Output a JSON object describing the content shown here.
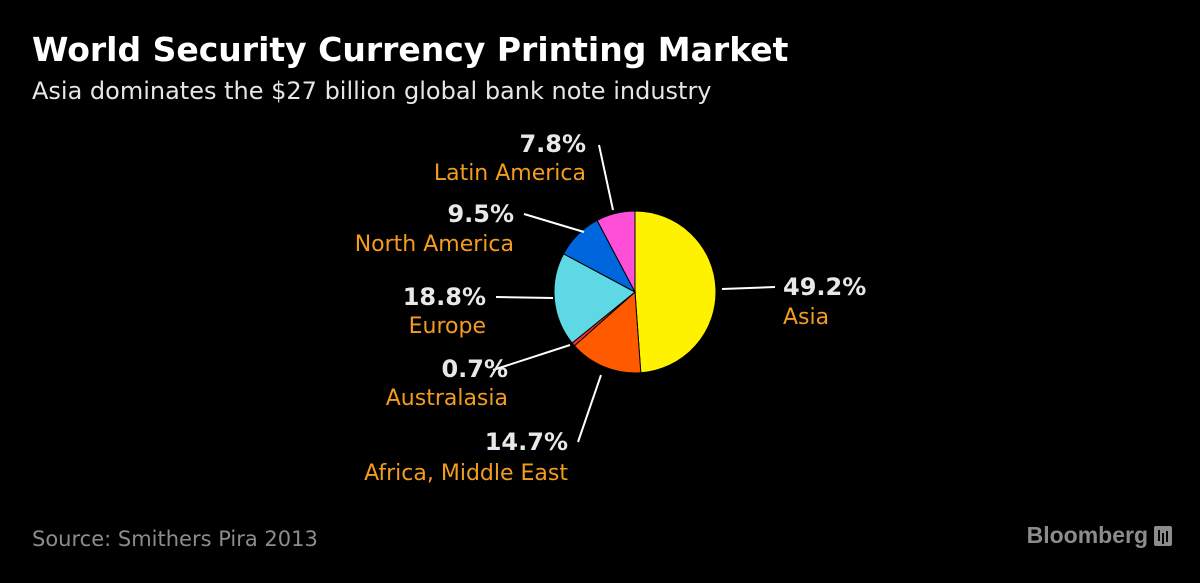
{
  "title": "World Security Currency Printing Market",
  "subtitle": "Asia dominates the $27 billion global bank note industry",
  "source": "Source: Smithers Pira 2013",
  "brand": "Bloomberg",
  "colors": {
    "background": "#000000",
    "label_name": "#f39c1f",
    "leader_line": "#ffffff"
  },
  "chart_data": {
    "type": "pie",
    "start_angle_deg": 0,
    "direction": "clockwise",
    "slices": [
      {
        "label": "Asia",
        "value": 49.2,
        "value_label": "49.2%",
        "color": "#fff200"
      },
      {
        "label": "Africa, Middle East",
        "value": 14.7,
        "value_label": "14.7%",
        "color": "#ff5a00"
      },
      {
        "label": "Australasia",
        "value": 0.7,
        "value_label": "0.7%",
        "color": "#ff2e2e"
      },
      {
        "label": "Europe",
        "value": 18.8,
        "value_label": "18.8%",
        "color": "#5fd8e6"
      },
      {
        "label": "North America",
        "value": 9.5,
        "value_label": "9.5%",
        "color": "#0066dd"
      },
      {
        "label": "Latin America",
        "value": 7.8,
        "value_label": "7.8%",
        "color": "#ff4fd8"
      }
    ]
  }
}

+ + + + +

#### [WHAT TO DO]
The records above need to be given again exactly. Omit the pictures.

#### [RESULT]
Output a JSON object describing the content shown here.
{
  "title": "World Security Currency Printing Market",
  "subtitle": "Asia dominates the $27 billion global bank note industry",
  "source": "Source: Smithers Pira 2013",
  "brand": "Bloomberg",
  "colors": {
    "background": "#000000",
    "label_name": "#f39c1f",
    "leader_line": "#ffffff"
  },
  "chart_data": {
    "type": "pie",
    "start_angle_deg": 0,
    "direction": "clockwise",
    "slices": [
      {
        "label": "Asia",
        "value": 49.2,
        "value_label": "49.2%",
        "color": "#fff200"
      },
      {
        "label": "Africa, Middle East",
        "value": 14.7,
        "value_label": "14.7%",
        "color": "#ff5a00"
      },
      {
        "label": "Australasia",
        "value": 0.7,
        "value_label": "0.7%",
        "color": "#ff2e2e"
      },
      {
        "label": "Europe",
        "value": 18.8,
        "value_label": "18.8%",
        "color": "#5fd8e6"
      },
      {
        "label": "North America",
        "value": 9.5,
        "value_label": "9.5%",
        "color": "#0066dd"
      },
      {
        "label": "Latin America",
        "value": 7.8,
        "value_label": "7.8%",
        "color": "#ff4fd8"
      }
    ]
  }
}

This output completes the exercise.